## YOUR OBJECTIVE
Search the listing below for the word "有色金属压力加工企业安全生产标准化评定标准" and copy each line that holds it.

## EXTRACTED ENTRIES
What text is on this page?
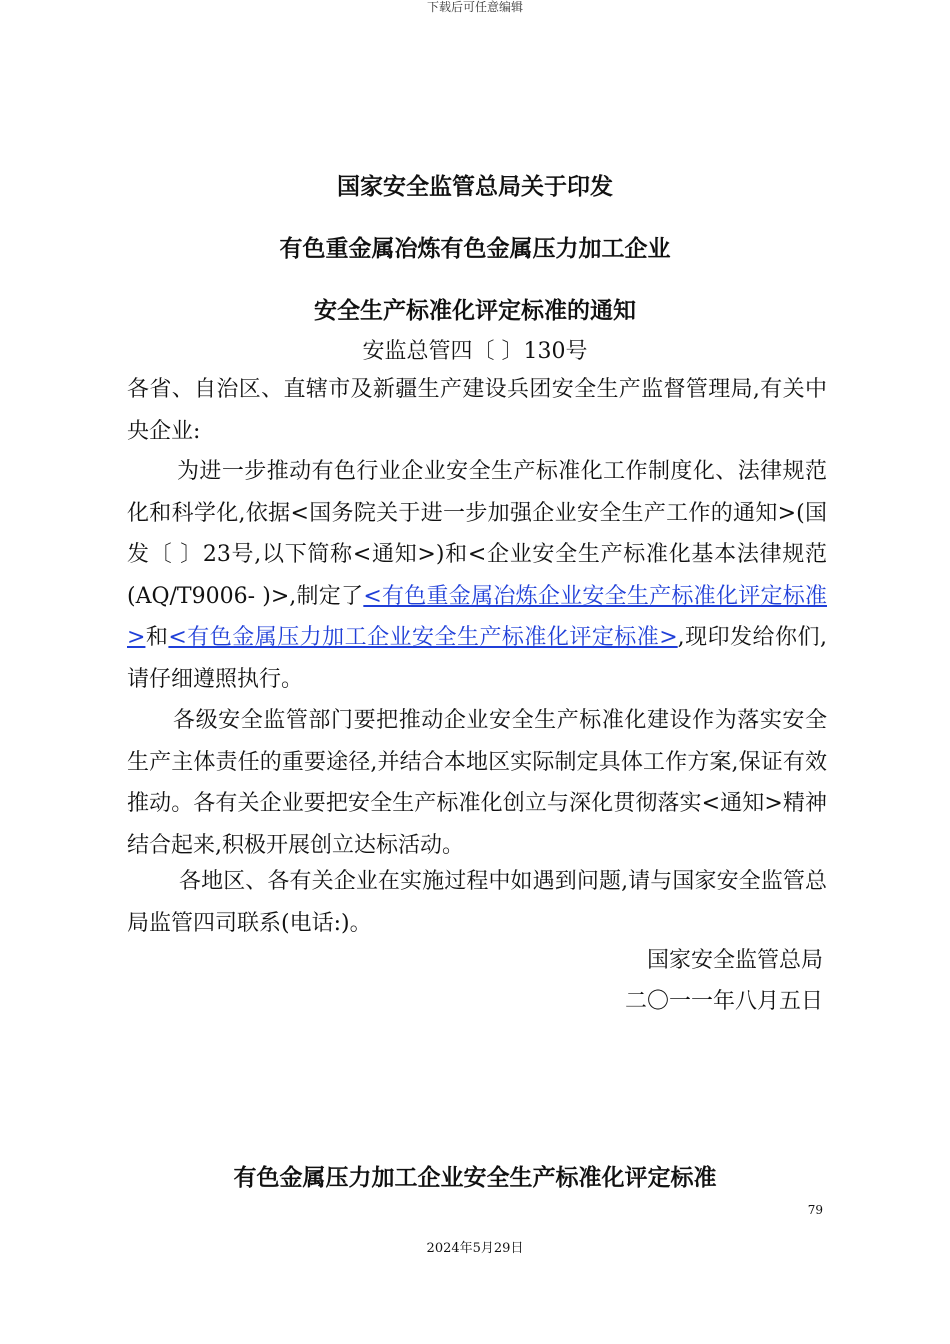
下载后可任意编辑
国家安全监管总局关于印发
有色重金属冶炼有色金属压力加工企业
安全生产标准化评定标准的通知
安监总管四〔 〕130号

各省、自治区、直辖市及新疆生产建设兵团安全生产监督管理局,有关中央企业:

为进一步推动有色行业企业安全生产标准化工作制度化、法律规范化和科学化,依据<国务院关于进一步加强企业安全生产工作的通知>(国发〔 〕23号,以下简称<通知>)和<企业安全生产标准化基本法律规范(AQ/T9006- )>,制定了<有色重金属冶炼企业安全生产标准化评定标准>和<有色金属压力加工企业安全生产标准化评定标准>,现印发给你们,请仔细遵照执行。

各级安全监管部门要把推动企业安全生产标准化建设作为落实安全生产主体责任的重要途径,并结合本地区实际制定具体工作方案,保证有效推动。各有关企业要把安全生产标准化创立与深化贯彻落实<通知>精神结合起来,积极开展创立达标活动。

各地区、各有关企业在实施过程中如遇到问题,请与国家安全监管总局监管四司联系(电话:)。

国家安全监管总局
二〇一一年八月五日
有色金属压力加工企业安全生产标准化评定标准
79
2024年5月29日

## RESULT OF THIS EXERCISE
为进一步推动有色行业企业安全生产标准化工作制度化、法律规范化和科学化,依据<国务院关于进一步加强企业安全生产工作的通知>(国发〔 〕23号,以下简称<通知>)和<企业安全生产标准化基本法律规范(AQ/T9006- )>,制定了<有色重金属冶炼企业安全生产标准化评定标准>和<有色金属压力加工企业安全生产标准化评定标准>,现印发给你们,请仔细遵照执行。
有色金属压力加工企业安全生产标准化评定标准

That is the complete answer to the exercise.